Dataset items:
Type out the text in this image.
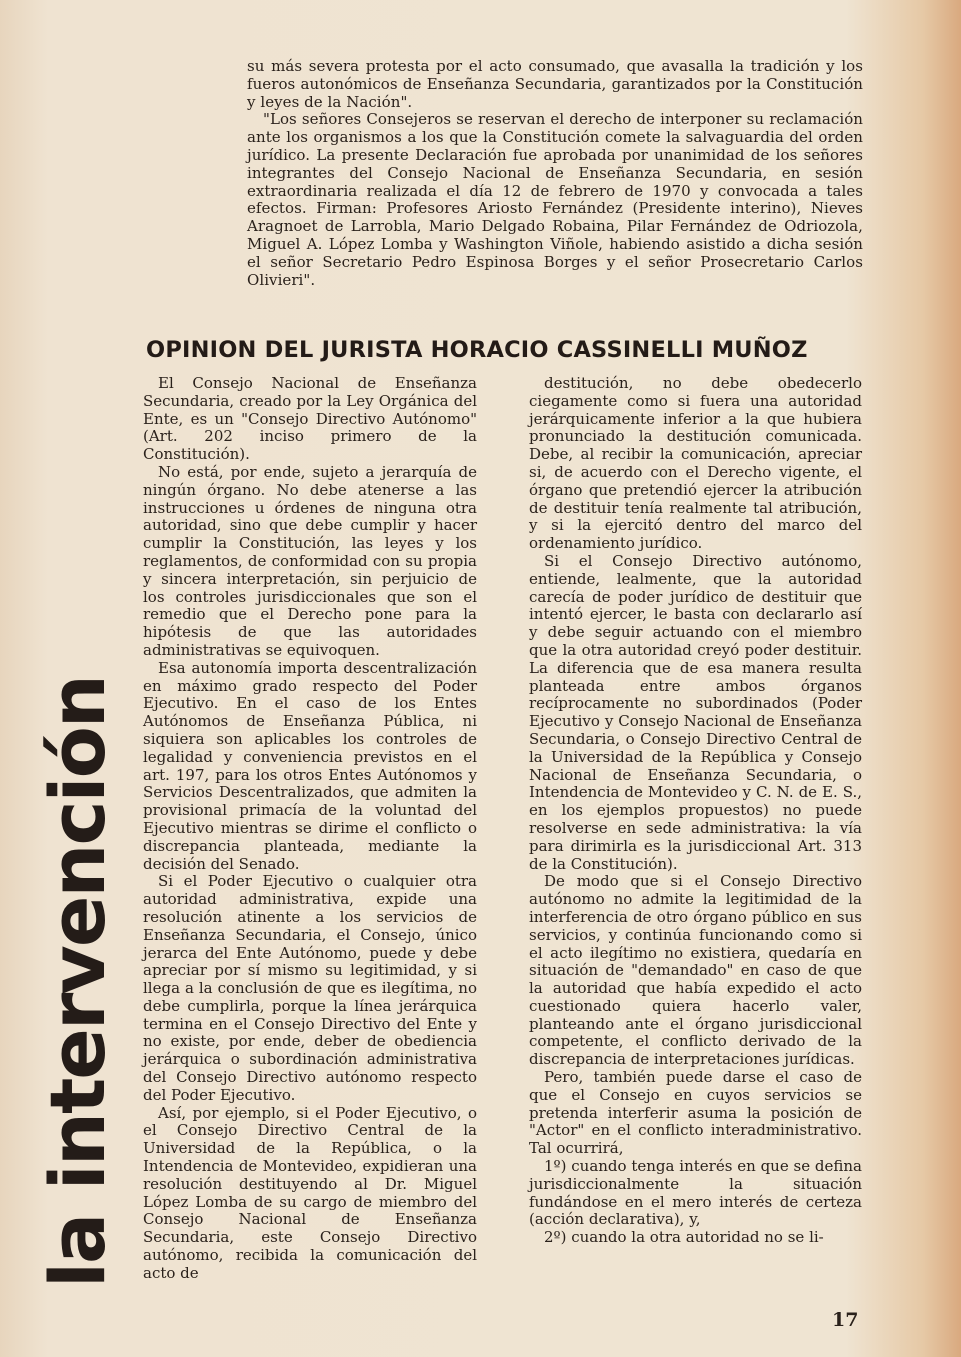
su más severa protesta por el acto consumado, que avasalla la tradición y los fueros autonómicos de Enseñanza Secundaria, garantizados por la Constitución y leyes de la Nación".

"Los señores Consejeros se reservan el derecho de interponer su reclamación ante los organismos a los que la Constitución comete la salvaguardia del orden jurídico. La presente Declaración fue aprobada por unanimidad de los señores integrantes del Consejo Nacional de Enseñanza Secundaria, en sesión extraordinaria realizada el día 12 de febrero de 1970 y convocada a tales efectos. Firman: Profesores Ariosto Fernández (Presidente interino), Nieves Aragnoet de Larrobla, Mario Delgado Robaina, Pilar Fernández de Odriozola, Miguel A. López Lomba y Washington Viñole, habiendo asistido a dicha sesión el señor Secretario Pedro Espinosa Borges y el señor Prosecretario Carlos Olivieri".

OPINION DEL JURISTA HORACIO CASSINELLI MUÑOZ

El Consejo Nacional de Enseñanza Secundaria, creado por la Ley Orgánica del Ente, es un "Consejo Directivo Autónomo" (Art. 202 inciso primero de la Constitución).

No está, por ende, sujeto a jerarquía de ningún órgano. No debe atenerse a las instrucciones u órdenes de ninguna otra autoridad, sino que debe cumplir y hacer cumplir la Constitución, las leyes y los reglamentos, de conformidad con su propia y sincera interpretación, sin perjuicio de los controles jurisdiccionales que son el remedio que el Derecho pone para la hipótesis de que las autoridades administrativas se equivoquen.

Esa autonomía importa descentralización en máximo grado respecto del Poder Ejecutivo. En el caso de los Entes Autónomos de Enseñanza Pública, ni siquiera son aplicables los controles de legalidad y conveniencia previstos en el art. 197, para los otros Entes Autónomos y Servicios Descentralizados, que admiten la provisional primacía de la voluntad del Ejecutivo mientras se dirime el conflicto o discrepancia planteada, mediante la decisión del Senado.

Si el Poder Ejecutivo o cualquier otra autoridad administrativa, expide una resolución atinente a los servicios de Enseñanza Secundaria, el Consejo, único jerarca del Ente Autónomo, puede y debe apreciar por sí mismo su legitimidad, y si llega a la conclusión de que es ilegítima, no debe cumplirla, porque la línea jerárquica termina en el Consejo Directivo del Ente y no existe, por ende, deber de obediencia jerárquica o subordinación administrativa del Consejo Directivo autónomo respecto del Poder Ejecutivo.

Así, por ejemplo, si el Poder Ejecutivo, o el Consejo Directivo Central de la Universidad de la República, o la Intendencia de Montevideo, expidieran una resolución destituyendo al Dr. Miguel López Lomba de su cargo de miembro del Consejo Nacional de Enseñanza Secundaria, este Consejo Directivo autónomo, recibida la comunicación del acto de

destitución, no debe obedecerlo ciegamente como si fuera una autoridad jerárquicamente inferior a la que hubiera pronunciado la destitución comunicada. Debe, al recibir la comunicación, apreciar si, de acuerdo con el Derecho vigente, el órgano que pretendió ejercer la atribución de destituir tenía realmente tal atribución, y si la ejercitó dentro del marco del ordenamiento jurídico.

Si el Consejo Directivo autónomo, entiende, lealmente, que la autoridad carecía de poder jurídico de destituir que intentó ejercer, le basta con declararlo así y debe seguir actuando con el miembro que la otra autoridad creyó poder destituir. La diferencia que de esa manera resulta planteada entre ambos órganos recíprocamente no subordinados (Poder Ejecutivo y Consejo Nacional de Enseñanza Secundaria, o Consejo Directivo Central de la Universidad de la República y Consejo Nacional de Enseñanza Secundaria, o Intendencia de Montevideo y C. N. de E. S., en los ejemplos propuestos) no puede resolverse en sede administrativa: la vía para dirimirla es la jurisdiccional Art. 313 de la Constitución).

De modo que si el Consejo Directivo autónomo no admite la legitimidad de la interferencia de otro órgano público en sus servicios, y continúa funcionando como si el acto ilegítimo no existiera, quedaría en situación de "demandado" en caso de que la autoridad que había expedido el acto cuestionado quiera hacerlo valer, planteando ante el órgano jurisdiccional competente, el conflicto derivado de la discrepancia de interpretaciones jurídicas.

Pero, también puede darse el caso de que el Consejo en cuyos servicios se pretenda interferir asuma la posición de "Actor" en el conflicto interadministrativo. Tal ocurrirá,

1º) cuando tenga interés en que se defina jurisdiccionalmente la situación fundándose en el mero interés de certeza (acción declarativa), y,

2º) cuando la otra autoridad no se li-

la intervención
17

==

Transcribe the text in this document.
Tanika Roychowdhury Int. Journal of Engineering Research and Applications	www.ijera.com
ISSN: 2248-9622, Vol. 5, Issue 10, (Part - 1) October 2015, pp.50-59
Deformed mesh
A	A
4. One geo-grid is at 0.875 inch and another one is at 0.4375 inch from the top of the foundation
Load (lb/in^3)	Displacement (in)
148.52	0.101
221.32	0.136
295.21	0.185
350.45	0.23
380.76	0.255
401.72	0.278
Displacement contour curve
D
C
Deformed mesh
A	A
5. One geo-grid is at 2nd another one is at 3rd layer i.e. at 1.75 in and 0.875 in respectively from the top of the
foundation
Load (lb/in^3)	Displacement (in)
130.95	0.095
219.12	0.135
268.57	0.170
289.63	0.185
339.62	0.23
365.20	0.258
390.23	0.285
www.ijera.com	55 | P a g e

* [Problem requirements]:
Report how many lines in the records above contain the word "Universidad", giving only the number.

* [Answer]:
2